Dataset rows:
++++++++

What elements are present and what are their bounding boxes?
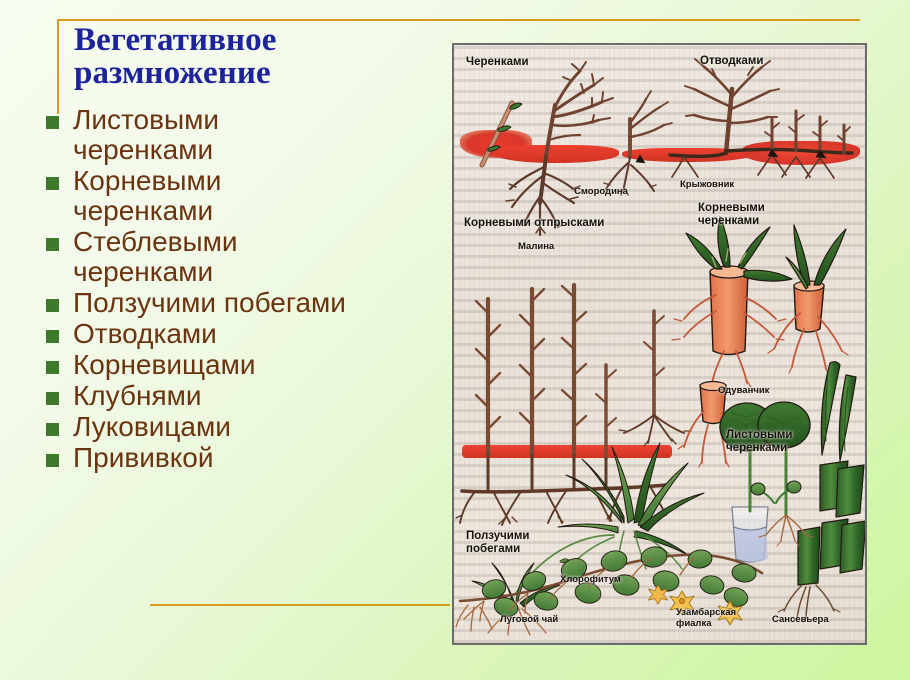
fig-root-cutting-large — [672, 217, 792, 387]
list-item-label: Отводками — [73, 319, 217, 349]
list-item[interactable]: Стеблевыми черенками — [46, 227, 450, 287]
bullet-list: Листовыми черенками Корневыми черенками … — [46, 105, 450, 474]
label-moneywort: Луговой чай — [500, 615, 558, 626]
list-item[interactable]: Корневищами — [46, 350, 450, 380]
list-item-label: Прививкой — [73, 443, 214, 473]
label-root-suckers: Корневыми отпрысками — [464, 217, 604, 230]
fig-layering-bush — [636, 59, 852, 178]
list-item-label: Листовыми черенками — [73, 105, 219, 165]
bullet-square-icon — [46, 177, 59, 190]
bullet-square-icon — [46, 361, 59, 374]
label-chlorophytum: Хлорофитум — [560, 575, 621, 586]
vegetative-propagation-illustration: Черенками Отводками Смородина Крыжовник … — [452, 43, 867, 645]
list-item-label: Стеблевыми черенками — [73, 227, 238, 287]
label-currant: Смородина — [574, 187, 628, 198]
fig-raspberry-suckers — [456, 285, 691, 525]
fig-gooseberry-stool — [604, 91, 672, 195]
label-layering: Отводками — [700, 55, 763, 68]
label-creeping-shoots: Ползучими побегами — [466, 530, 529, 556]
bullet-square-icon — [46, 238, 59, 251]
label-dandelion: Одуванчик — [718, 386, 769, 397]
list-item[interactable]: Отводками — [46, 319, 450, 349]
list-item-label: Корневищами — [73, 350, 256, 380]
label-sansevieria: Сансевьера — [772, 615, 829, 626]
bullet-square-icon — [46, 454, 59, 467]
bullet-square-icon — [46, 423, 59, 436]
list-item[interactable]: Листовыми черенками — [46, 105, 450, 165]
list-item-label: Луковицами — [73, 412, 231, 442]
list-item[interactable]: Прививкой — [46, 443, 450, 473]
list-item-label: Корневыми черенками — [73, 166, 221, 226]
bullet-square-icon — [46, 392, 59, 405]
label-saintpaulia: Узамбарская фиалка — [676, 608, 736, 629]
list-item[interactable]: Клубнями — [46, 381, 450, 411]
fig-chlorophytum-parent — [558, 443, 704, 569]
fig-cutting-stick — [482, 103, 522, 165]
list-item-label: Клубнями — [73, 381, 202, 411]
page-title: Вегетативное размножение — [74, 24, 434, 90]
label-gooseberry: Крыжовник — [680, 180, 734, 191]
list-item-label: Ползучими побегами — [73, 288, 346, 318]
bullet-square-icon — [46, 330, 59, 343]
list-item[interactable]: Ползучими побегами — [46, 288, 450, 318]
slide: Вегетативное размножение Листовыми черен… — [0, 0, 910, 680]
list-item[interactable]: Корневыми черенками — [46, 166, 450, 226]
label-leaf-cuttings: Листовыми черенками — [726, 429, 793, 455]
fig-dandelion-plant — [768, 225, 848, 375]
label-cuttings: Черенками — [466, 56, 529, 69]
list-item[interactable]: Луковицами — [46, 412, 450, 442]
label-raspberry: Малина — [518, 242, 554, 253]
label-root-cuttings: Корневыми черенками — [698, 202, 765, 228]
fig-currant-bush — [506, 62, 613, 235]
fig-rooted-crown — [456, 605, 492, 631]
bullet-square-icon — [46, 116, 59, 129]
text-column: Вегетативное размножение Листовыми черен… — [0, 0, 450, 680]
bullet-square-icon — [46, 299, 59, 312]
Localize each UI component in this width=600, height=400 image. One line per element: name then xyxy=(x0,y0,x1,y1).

++++++++

Task to complete →
Return every line of the data above unchanged, omitting the pictures.

Output below →
What elements are present and what are their bounding boxes?
fig-root-cutting-large — [672, 217, 792, 387]
list-item-label: Отводками — [73, 319, 217, 349]
list-item[interactable]: Стеблевыми черенками — [46, 227, 450, 287]
bullet-list: Листовыми черенками Корневыми черенками … — [46, 105, 450, 474]
label-moneywort: Луговой чай — [500, 615, 558, 626]
list-item[interactable]: Корневищами — [46, 350, 450, 380]
list-item-label: Прививкой — [73, 443, 214, 473]
label-root-suckers: Корневыми отпрысками — [464, 217, 604, 230]
fig-layering-bush — [636, 59, 852, 178]
list-item-label: Листовыми черенками — [73, 105, 219, 165]
bullet-square-icon — [46, 177, 59, 190]
bullet-square-icon — [46, 361, 59, 374]
label-chlorophytum: Хлорофитум — [560, 575, 621, 586]
vegetative-propagation-illustration: Черенками Отводками Смородина Крыжовник … — [452, 43, 867, 645]
list-item-label: Стеблевыми черенками — [73, 227, 238, 287]
label-currant: Смородина — [574, 187, 628, 198]
fig-raspberry-suckers — [456, 285, 691, 525]
fig-gooseberry-stool — [604, 91, 672, 195]
label-layering: Отводками — [700, 55, 763, 68]
label-creeping-shoots: Ползучими побегами — [466, 530, 529, 556]
bullet-square-icon — [46, 238, 59, 251]
label-dandelion: Одуванчик — [718, 386, 769, 397]
list-item[interactable]: Отводками — [46, 319, 450, 349]
list-item-label: Корневищами — [73, 350, 256, 380]
label-sansevieria: Сансевьера — [772, 615, 829, 626]
bullet-square-icon — [46, 454, 59, 467]
bullet-square-icon — [46, 423, 59, 436]
list-item[interactable]: Листовыми черенками — [46, 105, 450, 165]
list-item-label: Луковицами — [73, 412, 231, 442]
list-item[interactable]: Прививкой — [46, 443, 450, 473]
list-item-label: Корневыми черенками — [73, 166, 221, 226]
bullet-square-icon — [46, 392, 59, 405]
label-saintpaulia: Узамбарская фиалка — [676, 608, 736, 629]
list-item[interactable]: Клубнями — [46, 381, 450, 411]
fig-chlorophytum-parent — [558, 443, 704, 569]
fig-cutting-stick — [482, 103, 522, 165]
list-item-label: Клубнями — [73, 381, 202, 411]
page-title: Вегетативное размножение — [74, 24, 434, 90]
label-gooseberry: Крыжовник — [680, 180, 734, 191]
list-item-label: Ползучими побегами — [73, 288, 346, 318]
bullet-square-icon — [46, 330, 59, 343]
list-item[interactable]: Ползучими побегами — [46, 288, 450, 318]
slide: Вегетативное размножение Листовыми черен… — [0, 0, 910, 680]
list-item[interactable]: Корневыми черенками — [46, 166, 450, 226]
label-leaf-cuttings: Листовыми черенками — [726, 429, 793, 455]
fig-dandelion-plant — [768, 225, 848, 375]
label-cuttings: Черенками — [466, 56, 529, 69]
list-item[interactable]: Луковицами — [46, 412, 450, 442]
label-raspberry: Малина — [518, 242, 554, 253]
label-root-cuttings: Корневыми черенками — [698, 202, 765, 228]
fig-currant-bush — [506, 62, 613, 235]
fig-rooted-crown — [456, 605, 492, 631]
bullet-square-icon — [46, 116, 59, 129]
text-column: Вегетативное размножение Листовыми черен… — [0, 0, 450, 680]
bullet-square-icon — [46, 299, 59, 312]
Localize each UI component in this width=600, height=400 image. One line per element: name then xyxy=(x0,y0,x1,y1).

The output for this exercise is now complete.